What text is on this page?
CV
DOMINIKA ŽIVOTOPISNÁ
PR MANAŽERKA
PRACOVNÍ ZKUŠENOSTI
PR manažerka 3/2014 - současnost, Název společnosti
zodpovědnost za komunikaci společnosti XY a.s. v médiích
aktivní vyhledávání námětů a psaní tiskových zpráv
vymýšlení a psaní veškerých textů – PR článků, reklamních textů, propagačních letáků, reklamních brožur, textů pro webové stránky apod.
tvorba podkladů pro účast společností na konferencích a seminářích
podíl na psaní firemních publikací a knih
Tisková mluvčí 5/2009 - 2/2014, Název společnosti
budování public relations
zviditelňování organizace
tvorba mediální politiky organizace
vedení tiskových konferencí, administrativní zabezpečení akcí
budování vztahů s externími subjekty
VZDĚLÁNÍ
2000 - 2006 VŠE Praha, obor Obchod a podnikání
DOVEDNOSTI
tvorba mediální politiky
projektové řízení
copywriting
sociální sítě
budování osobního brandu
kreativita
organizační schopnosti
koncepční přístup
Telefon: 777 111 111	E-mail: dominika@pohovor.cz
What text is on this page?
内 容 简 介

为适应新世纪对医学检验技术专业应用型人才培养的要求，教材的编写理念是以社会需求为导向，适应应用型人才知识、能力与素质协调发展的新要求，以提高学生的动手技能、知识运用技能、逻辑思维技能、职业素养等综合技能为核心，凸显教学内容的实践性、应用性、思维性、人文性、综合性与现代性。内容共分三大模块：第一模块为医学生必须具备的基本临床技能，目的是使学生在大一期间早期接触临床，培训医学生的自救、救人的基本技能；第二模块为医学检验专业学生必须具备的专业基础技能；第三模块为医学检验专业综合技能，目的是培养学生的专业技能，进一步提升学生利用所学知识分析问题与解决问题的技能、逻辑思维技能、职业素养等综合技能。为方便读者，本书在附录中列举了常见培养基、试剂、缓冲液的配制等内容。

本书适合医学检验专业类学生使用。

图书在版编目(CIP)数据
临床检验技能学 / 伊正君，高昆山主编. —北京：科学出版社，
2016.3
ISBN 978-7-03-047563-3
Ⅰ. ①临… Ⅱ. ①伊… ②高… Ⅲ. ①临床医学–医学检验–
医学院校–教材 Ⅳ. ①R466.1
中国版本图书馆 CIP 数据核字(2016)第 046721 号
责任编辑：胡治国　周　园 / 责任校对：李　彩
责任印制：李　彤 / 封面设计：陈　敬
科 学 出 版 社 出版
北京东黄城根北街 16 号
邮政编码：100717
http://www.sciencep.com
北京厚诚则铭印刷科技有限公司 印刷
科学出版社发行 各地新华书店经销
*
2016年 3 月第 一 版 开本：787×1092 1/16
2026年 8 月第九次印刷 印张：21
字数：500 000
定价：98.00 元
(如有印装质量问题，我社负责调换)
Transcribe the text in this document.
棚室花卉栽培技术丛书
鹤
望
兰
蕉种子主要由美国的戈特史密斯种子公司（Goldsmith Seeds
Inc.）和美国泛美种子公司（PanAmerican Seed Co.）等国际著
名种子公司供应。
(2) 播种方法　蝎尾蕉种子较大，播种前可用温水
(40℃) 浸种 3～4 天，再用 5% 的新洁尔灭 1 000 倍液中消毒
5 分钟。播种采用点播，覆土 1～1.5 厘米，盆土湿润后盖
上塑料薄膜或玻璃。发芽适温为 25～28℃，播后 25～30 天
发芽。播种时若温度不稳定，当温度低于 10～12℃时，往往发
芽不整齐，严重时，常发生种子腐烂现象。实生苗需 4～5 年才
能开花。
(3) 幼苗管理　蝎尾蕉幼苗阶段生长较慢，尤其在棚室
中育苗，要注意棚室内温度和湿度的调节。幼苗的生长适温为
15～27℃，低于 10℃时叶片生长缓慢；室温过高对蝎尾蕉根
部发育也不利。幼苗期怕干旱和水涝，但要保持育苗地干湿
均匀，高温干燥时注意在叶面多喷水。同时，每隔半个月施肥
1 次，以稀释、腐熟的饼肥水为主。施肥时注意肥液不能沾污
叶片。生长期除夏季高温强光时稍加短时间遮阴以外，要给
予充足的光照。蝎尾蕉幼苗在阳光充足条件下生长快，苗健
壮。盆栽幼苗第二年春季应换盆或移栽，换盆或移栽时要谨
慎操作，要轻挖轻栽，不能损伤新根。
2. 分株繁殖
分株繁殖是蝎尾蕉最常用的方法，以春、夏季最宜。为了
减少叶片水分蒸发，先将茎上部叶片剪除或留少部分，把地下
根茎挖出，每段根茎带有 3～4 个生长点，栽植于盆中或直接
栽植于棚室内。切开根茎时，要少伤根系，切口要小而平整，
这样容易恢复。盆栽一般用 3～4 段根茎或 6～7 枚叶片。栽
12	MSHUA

========================================================================

### Task objective
Transcribe every entry word for word.

### Written answer
What text is on this page?
CV
DOMINIKA ŽIVOTOPISNÁ
PR MANAŽERKA
PRACOVNÍ ZKUŠENOSTI
PR manažerka 3/2014 - současnost, Název společnosti
zodpovědnost za komunikaci společnosti XY a.s. v médiích
aktivní vyhledávání námětů a psaní tiskových zpráv
vymýšlení a psaní veškerých textů – PR článků, reklamních textů, propagačních letáků, reklamních brožur, textů pro webové stránky apod.
tvorba podkladů pro účast společností na konferencích a seminářích
podíl na psaní firemních publikací a knih
Tisková mluvčí 5/2009 - 2/2014, Název společnosti
budování public relations
zviditelňování organizace
tvorba mediální politiky organizace
vedení tiskových konferencí, administrativní zabezpečení akcí
budování vztahů s externími subjekty
VZDĚLÁNÍ
2000 - 2006 VŠE Praha, obor Obchod a podnikání
DOVEDNOSTI
tvorba mediální politiky
projektové řízení
copywriting
sociální sítě
budování osobního brandu
kreativita
organizační schopnosti
koncepční přístup
Telefon: 777 111 111	E-mail: dominika@pohovor.cz
What text is on this page?
内 容 简 介

为适应新世纪对医学检验技术专业应用型人才培养的要求，教材的编写理念是以社会需求为导向，适应应用型人才知识、能力与素质协调发展的新要求，以提高学生的动手技能、知识运用技能、逻辑思维技能、职业素养等综合技能为核心，凸显教学内容的实践性、应用性、思维性、人文性、综合性与现代性。内容共分三大模块：第一模块为医学生必须具备的基本临床技能，目的是使学生在大一期间早期接触临床，培训医学生的自救、救人的基本技能；第二模块为医学检验专业学生必须具备的专业基础技能；第三模块为医学检验专业综合技能，目的是培养学生的专业技能，进一步提升学生利用所学知识分析问题与解决问题的技能、逻辑思维技能、职业素养等综合技能。为方便读者，本书在附录中列举了常见培养基、试剂、缓冲液的配制等内容。

本书适合医学检验专业类学生使用。

图书在版编目(CIP)数据
临床检验技能学 / 伊正君，高昆山主编. —北京：科学出版社，
2016.3
ISBN 978-7-03-047563-3
Ⅰ. ①临… Ⅱ. ①伊… ②高… Ⅲ. ①临床医学–医学检验–
医学院校–教材 Ⅳ. ①R466.1
中国版本图书馆 CIP 数据核字(2016)第 046721 号
责任编辑：胡治国　周　园 / 责任校对：李　彩
责任印制：李　彤 / 封面设计：陈　敬
科 学 出 版 社 出版
北京东黄城根北街 16 号
邮政编码：100717
http://www.sciencep.com
北京厚诚则铭印刷科技有限公司 印刷
科学出版社发行 各地新华书店经销
*
2016年 3 月第 一 版 开本：787×1092 1/16
2026年 8 月第九次印刷 印张：21
字数：500 000
定价：98.00 元
(如有印装质量问题，我社负责调换)
Transcribe the text in this document.
棚室花卉栽培技术丛书
鹤
望
兰
蕉种子主要由美国的戈特史密斯种子公司（Goldsmith Seeds
Inc.）和美国泛美种子公司（PanAmerican Seed Co.）等国际著
名种子公司供应。
(2) 播种方法　蝎尾蕉种子较大，播种前可用温水
(40℃) 浸种 3～4 天，再用 5% 的新洁尔灭 1 000 倍液中消毒
5 分钟。播种采用点播，覆土 1～1.5 厘米，盆土湿润后盖
上塑料薄膜或玻璃。发芽适温为 25～28℃，播后 25～30 天
发芽。播种时若温度不稳定，当温度低于 10～12℃时，往往发
芽不整齐，严重时，常发生种子腐烂现象。实生苗需 4～5 年才
能开花。
(3) 幼苗管理　蝎尾蕉幼苗阶段生长较慢，尤其在棚室
中育苗，要注意棚室内温度和湿度的调节。幼苗的生长适温为
15～27℃，低于 10℃时叶片生长缓慢；室温过高对蝎尾蕉根
部发育也不利。幼苗期怕干旱和水涝，但要保持育苗地干湿
均匀，高温干燥时注意在叶面多喷水。同时，每隔半个月施肥
1 次，以稀释、腐熟的饼肥水为主。施肥时注意肥液不能沾污
叶片。生长期除夏季高温强光时稍加短时间遮阴以外，要给
予充足的光照。蝎尾蕉幼苗在阳光充足条件下生长快，苗健
壮。盆栽幼苗第二年春季应换盆或移栽，换盆或移栽时要谨
慎操作，要轻挖轻栽，不能损伤新根。
2. 分株繁殖
分株繁殖是蝎尾蕉最常用的方法，以春、夏季最宜。为了
减少叶片水分蒸发，先将茎上部叶片剪除或留少部分，把地下
根茎挖出，每段根茎带有 3～4 个生长点，栽植于盆中或直接
栽植于棚室内。切开根茎时，要少伤根系，切口要小而平整，
这样容易恢复。盆栽一般用 3～4 段根茎或 6～7 枚叶片。栽
12	MSHUA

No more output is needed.